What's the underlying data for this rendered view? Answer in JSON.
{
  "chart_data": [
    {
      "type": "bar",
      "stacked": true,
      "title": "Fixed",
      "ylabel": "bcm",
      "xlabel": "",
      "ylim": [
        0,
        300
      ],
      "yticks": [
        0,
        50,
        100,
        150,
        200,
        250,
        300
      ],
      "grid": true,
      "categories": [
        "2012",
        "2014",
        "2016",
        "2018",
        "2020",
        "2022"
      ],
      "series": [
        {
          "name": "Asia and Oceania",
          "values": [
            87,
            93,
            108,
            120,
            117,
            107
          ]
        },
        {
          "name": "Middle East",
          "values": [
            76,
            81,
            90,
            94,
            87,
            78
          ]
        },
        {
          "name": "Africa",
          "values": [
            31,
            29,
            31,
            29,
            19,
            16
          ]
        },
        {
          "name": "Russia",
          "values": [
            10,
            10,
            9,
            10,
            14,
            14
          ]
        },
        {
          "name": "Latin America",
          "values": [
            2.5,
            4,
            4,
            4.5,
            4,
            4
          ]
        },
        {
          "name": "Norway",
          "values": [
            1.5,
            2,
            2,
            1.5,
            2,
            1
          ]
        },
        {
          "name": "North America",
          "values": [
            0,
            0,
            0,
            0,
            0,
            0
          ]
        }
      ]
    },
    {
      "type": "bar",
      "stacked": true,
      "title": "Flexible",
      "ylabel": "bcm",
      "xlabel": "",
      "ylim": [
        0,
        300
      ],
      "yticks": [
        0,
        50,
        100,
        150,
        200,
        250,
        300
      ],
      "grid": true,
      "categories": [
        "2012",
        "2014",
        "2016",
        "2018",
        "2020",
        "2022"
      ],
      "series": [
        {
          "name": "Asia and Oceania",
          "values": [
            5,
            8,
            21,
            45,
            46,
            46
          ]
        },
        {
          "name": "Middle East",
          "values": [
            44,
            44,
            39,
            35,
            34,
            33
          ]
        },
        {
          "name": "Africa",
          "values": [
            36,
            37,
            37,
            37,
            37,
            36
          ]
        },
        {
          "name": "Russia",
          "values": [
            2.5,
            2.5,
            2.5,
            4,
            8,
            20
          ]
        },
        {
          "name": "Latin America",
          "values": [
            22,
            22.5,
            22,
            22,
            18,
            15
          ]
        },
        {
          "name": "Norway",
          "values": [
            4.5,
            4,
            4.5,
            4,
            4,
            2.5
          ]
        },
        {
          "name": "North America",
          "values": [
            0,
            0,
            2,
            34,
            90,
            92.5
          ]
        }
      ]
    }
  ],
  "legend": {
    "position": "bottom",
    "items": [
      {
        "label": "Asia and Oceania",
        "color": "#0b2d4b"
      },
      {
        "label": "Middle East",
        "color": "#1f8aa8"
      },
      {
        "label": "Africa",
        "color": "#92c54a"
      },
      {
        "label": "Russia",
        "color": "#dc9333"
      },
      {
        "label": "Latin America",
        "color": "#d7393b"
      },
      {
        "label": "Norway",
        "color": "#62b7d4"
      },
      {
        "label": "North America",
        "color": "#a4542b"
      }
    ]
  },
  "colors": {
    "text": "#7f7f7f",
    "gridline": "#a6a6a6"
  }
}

◆ ◆ ◆ ◆ ◆

Pull out each record as written and restate it exactly.

What's the underlying data for this rendered view? Answer in JSON.
{
  "chart_data": [
    {
      "type": "bar",
      "stacked": true,
      "title": "Fixed",
      "ylabel": "bcm",
      "xlabel": "",
      "ylim": [
        0,
        300
      ],
      "yticks": [
        0,
        50,
        100,
        150,
        200,
        250,
        300
      ],
      "grid": true,
      "categories": [
        "2012",
        "2014",
        "2016",
        "2018",
        "2020",
        "2022"
      ],
      "series": [
        {
          "name": "Asia and Oceania",
          "values": [
            87,
            93,
            108,
            120,
            117,
            107
          ]
        },
        {
          "name": "Middle East",
          "values": [
            76,
            81,
            90,
            94,
            87,
            78
          ]
        },
        {
          "name": "Africa",
          "values": [
            31,
            29,
            31,
            29,
            19,
            16
          ]
        },
        {
          "name": "Russia",
          "values": [
            10,
            10,
            9,
            10,
            14,
            14
          ]
        },
        {
          "name": "Latin America",
          "values": [
            2.5,
            4,
            4,
            4.5,
            4,
            4
          ]
        },
        {
          "name": "Norway",
          "values": [
            1.5,
            2,
            2,
            1.5,
            2,
            1
          ]
        },
        {
          "name": "North America",
          "values": [
            0,
            0,
            0,
            0,
            0,
            0
          ]
        }
      ]
    },
    {
      "type": "bar",
      "stacked": true,
      "title": "Flexible",
      "ylabel": "bcm",
      "xlabel": "",
      "ylim": [
        0,
        300
      ],
      "yticks": [
        0,
        50,
        100,
        150,
        200,
        250,
        300
      ],
      "grid": true,
      "categories": [
        "2012",
        "2014",
        "2016",
        "2018",
        "2020",
        "2022"
      ],
      "series": [
        {
          "name": "Asia and Oceania",
          "values": [
            5,
            8,
            21,
            45,
            46,
            46
          ]
        },
        {
          "name": "Middle East",
          "values": [
            44,
            44,
            39,
            35,
            34,
            33
          ]
        },
        {
          "name": "Africa",
          "values": [
            36,
            37,
            37,
            37,
            37,
            36
          ]
        },
        {
          "name": "Russia",
          "values": [
            2.5,
            2.5,
            2.5,
            4,
            8,
            20
          ]
        },
        {
          "name": "Latin America",
          "values": [
            22,
            22.5,
            22,
            22,
            18,
            15
          ]
        },
        {
          "name": "Norway",
          "values": [
            4.5,
            4,
            4.5,
            4,
            4,
            2.5
          ]
        },
        {
          "name": "North America",
          "values": [
            0,
            0,
            2,
            34,
            90,
            92.5
          ]
        }
      ]
    }
  ],
  "legend": {
    "position": "bottom",
    "items": [
      {
        "label": "Asia and Oceania",
        "color": "#0b2d4b"
      },
      {
        "label": "Middle East",
        "color": "#1f8aa8"
      },
      {
        "label": "Africa",
        "color": "#92c54a"
      },
      {
        "label": "Russia",
        "color": "#dc9333"
      },
      {
        "label": "Latin America",
        "color": "#d7393b"
      },
      {
        "label": "Norway",
        "color": "#62b7d4"
      },
      {
        "label": "North America",
        "color": "#a4542b"
      }
    ]
  },
  "colors": {
    "text": "#7f7f7f",
    "gridline": "#a6a6a6"
  }
}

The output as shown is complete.